_Set problem_. Go through the entries below, tally each line with the string "down", and give the final number by itself.

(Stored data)
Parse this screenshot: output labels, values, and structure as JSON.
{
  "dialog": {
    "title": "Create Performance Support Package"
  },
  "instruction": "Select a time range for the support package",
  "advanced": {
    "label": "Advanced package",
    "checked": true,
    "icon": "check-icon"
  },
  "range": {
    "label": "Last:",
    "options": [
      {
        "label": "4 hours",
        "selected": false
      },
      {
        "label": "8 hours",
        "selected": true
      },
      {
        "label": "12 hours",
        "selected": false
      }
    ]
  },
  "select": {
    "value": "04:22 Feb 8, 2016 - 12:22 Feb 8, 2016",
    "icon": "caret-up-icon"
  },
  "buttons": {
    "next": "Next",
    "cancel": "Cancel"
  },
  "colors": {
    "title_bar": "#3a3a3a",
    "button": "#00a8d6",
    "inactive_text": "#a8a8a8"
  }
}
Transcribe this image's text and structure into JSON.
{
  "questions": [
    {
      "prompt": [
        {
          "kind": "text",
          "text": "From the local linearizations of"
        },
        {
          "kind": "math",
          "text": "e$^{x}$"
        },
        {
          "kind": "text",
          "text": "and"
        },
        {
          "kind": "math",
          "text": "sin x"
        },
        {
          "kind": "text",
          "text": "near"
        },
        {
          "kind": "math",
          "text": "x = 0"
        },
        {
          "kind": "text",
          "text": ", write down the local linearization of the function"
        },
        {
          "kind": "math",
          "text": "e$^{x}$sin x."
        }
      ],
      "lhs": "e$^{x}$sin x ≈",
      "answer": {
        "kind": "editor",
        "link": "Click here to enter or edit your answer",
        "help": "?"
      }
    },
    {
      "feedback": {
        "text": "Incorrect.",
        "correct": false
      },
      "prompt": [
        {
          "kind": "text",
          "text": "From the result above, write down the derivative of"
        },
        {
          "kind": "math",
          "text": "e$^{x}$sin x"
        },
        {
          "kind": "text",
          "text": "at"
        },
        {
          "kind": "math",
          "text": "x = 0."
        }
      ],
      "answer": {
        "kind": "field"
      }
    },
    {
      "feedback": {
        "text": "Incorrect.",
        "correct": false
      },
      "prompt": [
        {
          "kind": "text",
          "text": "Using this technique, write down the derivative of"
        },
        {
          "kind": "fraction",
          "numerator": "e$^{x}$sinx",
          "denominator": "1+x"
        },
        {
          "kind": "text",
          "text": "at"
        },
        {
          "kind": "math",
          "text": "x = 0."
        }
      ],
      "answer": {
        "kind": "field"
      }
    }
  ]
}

_Result of this task_. 3